Box coordinate listings:

--- start ---

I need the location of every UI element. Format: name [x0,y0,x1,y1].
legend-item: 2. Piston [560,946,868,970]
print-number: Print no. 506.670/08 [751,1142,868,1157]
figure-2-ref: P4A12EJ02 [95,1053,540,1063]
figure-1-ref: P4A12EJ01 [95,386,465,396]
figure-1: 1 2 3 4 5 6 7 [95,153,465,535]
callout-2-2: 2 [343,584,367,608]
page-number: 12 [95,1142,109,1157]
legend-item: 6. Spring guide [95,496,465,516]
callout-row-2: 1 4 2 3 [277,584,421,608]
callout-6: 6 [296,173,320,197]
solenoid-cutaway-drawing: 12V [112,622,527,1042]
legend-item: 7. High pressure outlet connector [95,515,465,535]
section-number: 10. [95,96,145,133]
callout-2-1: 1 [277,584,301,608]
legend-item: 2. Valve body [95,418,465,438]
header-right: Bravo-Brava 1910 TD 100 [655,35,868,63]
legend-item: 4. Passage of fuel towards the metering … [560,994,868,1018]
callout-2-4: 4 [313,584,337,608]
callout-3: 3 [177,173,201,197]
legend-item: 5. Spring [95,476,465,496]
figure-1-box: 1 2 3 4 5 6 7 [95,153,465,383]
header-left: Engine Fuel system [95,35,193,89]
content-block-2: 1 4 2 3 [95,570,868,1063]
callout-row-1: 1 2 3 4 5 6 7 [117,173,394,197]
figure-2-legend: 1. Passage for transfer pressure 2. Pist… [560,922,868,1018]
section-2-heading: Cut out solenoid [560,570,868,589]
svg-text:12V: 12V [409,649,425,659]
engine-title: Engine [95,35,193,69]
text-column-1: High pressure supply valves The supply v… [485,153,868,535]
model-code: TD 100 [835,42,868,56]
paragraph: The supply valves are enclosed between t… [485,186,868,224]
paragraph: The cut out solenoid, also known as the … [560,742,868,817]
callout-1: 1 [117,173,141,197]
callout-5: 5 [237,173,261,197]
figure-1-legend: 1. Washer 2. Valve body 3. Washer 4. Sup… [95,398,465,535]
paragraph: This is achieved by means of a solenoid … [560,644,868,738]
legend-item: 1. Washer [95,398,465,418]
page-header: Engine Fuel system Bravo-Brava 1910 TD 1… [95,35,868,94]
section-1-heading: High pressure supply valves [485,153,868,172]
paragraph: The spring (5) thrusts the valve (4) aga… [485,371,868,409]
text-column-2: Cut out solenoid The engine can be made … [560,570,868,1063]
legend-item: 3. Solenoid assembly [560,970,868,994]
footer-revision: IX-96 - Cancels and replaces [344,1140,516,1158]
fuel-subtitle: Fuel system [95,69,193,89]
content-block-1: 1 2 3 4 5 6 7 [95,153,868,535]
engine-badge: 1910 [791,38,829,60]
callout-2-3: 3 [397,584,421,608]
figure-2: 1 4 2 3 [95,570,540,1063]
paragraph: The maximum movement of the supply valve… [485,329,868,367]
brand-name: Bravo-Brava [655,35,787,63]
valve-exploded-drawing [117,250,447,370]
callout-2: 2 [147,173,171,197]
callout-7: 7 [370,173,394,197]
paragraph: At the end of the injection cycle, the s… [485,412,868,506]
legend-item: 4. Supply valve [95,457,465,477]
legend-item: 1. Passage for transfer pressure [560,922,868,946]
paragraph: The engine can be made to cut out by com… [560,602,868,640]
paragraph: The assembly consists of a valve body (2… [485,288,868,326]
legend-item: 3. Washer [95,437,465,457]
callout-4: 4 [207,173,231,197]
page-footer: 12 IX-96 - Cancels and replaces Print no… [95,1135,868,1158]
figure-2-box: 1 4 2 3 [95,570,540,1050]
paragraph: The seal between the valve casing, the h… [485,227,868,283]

--- end ---

PROBLEM TO SOLVE: Rename "legend-item" to "caption-item" wherever it occurs in the entries above, and reproduce every entry with nothing else changed.

SOLUTION TO THIS PROBLEM:
I need the location of every UI element. Format: name [x0,y0,x1,y1].
caption-item: 2. Piston [560,946,868,970]
print-number: Print no. 506.670/08 [751,1142,868,1157]
figure-2-ref: P4A12EJ02 [95,1053,540,1063]
figure-1-ref: P4A12EJ01 [95,386,465,396]
figure-1: 1 2 3 4 5 6 7 [95,153,465,535]
callout-2-2: 2 [343,584,367,608]
page-number: 12 [95,1142,109,1157]
caption-item: 6. Spring guide [95,496,465,516]
callout-row-2: 1 4 2 3 [277,584,421,608]
callout-6: 6 [296,173,320,197]
solenoid-cutaway-drawing: 12V [112,622,527,1042]
caption-item: 7. High pressure outlet connector [95,515,465,535]
section-number: 10. [95,96,145,133]
callout-2-1: 1 [277,584,301,608]
caption-item: 2. Valve body [95,418,465,438]
header-right: Bravo-Brava 1910 TD 100 [655,35,868,63]
caption-item: 4. Passage of fuel towards the metering … [560,994,868,1018]
callout-2-4: 4 [313,584,337,608]
callout-3: 3 [177,173,201,197]
caption-item: 5. Spring [95,476,465,496]
figure-1-box: 1 2 3 4 5 6 7 [95,153,465,383]
header-left: Engine Fuel system [95,35,193,89]
content-block-2: 1 4 2 3 [95,570,868,1063]
callout-row-1: 1 2 3 4 5 6 7 [117,173,394,197]
figure-2-legend: 1. Passage for transfer pressure 2. Pist… [560,922,868,1018]
section-2-heading: Cut out solenoid [560,570,868,589]
svg-text:12V: 12V [409,649,425,659]
engine-title: Engine [95,35,193,69]
text-column-1: High pressure supply valves The supply v… [485,153,868,535]
model-code: TD 100 [835,42,868,56]
paragraph: The supply valves are enclosed between t… [485,186,868,224]
paragraph: The cut out solenoid, also known as the … [560,742,868,817]
callout-1: 1 [117,173,141,197]
callout-5: 5 [237,173,261,197]
figure-1-legend: 1. Washer 2. Valve body 3. Washer 4. Sup… [95,398,465,535]
paragraph: This is achieved by means of a solenoid … [560,644,868,738]
caption-item: 1. Washer [95,398,465,418]
page-header: Engine Fuel system Bravo-Brava 1910 TD 1… [95,35,868,94]
section-1-heading: High pressure supply valves [485,153,868,172]
paragraph: The spring (5) thrusts the valve (4) aga… [485,371,868,409]
text-column-2: Cut out solenoid The engine can be made … [560,570,868,1063]
caption-item: 3. Solenoid assembly [560,970,868,994]
footer-revision: IX-96 - Cancels and replaces [344,1140,516,1158]
fuel-subtitle: Fuel system [95,69,193,89]
content-block-1: 1 2 3 4 5 6 7 [95,153,868,535]
engine-badge: 1910 [791,38,829,60]
callout-2-3: 3 [397,584,421,608]
figure-2: 1 4 2 3 [95,570,540,1063]
paragraph: The maximum movement of the supply valve… [485,329,868,367]
brand-name: Bravo-Brava [655,35,787,63]
valve-exploded-drawing [117,250,447,370]
callout-2: 2 [147,173,171,197]
callout-7: 7 [370,173,394,197]
paragraph: At the end of the injection cycle, the s… [485,412,868,506]
caption-item: 4. Supply valve [95,457,465,477]
caption-item: 1. Passage for transfer pressure [560,922,868,946]
paragraph: The engine can be made to cut out by com… [560,602,868,640]
paragraph: The assembly consists of a valve body (2… [485,288,868,326]
caption-item: 3. Washer [95,437,465,457]
callout-4: 4 [207,173,231,197]
page-footer: 12 IX-96 - Cancels and replaces Print no… [95,1135,868,1158]
figure-2-box: 1 4 2 3 [95,570,540,1050]
paragraph: The seal between the valve casing, the h… [485,227,868,283]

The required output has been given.